Figure collection entries:
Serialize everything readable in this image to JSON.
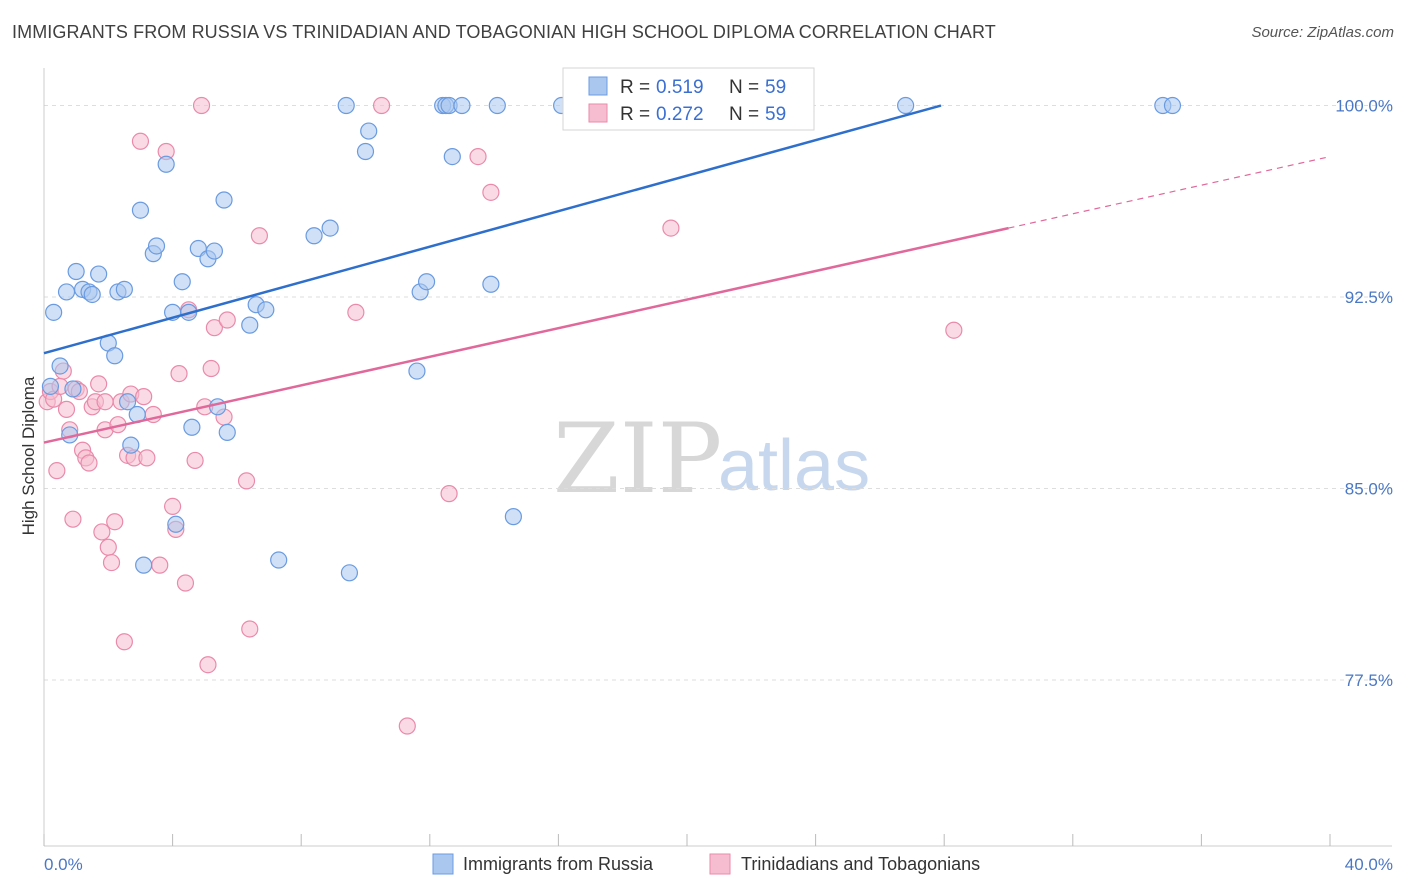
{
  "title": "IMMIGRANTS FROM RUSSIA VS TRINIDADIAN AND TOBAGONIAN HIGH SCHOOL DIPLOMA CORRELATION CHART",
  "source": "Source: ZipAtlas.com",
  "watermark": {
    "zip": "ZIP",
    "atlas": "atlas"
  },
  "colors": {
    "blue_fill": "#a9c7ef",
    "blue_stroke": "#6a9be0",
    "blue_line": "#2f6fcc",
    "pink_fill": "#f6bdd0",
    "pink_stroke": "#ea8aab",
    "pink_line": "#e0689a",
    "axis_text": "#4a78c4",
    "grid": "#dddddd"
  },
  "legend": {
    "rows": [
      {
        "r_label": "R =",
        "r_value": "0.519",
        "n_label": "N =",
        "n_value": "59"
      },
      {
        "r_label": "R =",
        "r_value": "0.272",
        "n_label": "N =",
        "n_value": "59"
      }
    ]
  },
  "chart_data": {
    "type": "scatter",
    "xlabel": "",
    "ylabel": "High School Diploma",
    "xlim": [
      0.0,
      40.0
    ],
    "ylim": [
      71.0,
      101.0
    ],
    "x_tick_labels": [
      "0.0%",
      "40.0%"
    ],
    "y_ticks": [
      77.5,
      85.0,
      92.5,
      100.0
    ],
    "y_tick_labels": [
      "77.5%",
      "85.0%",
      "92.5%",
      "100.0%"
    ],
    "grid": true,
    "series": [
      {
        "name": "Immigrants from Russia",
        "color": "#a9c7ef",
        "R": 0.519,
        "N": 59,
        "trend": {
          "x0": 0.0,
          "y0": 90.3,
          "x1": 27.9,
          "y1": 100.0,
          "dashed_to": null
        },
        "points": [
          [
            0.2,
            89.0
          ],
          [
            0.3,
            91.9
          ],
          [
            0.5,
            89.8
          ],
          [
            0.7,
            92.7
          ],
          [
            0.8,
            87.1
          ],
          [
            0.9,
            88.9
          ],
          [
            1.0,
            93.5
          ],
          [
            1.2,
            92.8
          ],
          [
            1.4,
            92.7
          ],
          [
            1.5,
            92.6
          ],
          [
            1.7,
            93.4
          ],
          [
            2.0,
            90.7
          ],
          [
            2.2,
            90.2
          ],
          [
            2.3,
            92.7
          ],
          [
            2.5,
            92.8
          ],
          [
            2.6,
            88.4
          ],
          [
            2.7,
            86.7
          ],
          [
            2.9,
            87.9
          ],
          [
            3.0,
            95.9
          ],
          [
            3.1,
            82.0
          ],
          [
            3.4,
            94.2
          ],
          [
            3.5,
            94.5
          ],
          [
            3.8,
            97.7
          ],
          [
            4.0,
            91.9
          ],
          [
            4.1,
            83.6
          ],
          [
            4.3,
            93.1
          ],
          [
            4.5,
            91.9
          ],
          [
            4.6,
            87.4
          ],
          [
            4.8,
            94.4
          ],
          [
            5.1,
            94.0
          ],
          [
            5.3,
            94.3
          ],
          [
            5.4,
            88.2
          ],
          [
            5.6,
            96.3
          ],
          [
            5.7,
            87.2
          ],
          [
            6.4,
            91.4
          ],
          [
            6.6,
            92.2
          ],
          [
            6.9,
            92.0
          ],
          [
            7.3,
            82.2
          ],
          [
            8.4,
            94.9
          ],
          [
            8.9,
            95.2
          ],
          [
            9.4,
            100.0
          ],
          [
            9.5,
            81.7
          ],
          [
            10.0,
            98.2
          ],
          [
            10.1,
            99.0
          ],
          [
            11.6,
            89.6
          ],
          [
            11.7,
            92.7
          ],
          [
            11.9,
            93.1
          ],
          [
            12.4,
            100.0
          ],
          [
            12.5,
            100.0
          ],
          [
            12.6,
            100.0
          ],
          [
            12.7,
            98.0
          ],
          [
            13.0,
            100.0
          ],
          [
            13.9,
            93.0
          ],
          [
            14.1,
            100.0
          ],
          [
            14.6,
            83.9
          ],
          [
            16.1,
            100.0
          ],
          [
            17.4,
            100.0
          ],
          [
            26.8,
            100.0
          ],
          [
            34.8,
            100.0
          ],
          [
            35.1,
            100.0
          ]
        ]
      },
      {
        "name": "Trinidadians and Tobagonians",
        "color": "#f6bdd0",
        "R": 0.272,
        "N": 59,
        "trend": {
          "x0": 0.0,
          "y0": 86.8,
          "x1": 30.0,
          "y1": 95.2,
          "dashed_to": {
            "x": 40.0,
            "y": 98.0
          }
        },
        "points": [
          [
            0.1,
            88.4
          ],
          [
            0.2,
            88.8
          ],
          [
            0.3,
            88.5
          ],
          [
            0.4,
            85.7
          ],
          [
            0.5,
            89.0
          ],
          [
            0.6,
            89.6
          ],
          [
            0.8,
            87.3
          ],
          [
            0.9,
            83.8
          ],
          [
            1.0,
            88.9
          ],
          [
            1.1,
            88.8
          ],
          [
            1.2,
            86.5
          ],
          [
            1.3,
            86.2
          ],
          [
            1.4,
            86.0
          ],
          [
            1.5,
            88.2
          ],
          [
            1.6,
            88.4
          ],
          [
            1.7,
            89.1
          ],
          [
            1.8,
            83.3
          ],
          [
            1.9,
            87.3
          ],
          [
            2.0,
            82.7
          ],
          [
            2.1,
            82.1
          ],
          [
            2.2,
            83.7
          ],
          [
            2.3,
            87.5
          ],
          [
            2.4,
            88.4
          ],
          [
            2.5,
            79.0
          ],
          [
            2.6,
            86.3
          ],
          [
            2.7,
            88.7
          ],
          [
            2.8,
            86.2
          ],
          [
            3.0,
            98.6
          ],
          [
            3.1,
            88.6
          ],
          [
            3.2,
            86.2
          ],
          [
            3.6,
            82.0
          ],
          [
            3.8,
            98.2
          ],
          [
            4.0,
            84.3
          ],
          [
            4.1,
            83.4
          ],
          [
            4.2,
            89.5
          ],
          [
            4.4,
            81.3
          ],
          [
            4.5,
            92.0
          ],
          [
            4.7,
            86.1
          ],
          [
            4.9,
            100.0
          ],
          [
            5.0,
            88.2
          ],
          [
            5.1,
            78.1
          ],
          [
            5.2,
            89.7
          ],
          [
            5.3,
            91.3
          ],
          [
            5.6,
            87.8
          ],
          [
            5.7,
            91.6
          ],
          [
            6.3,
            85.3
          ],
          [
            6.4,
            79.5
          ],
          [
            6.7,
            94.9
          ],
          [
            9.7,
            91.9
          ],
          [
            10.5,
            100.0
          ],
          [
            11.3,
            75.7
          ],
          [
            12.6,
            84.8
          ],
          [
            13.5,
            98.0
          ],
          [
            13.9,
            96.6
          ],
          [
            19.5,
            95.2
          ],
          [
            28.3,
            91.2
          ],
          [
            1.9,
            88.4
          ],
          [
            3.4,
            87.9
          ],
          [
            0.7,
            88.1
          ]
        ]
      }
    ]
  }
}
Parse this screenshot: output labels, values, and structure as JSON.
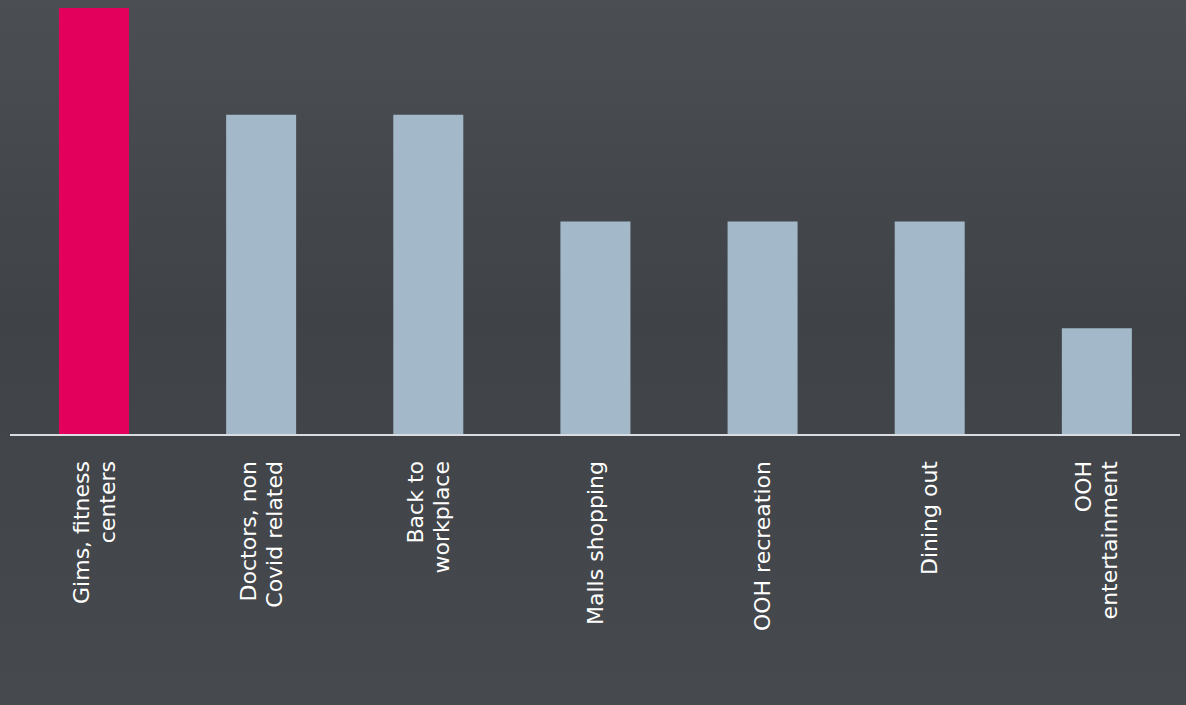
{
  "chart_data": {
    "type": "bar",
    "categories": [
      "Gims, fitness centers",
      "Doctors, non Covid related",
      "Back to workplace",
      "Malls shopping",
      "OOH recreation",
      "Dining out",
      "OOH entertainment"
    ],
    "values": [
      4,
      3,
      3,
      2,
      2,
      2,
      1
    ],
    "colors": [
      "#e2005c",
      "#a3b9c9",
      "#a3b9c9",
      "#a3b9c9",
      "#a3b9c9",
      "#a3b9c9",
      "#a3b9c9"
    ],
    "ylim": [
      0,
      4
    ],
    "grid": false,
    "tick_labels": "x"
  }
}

- Request:
Identify and extract each line of the listing that contains "name".

- Result of the task:
        "name": "Immigrants from Russia",
        "name": "Trinidadians and Tobagonians",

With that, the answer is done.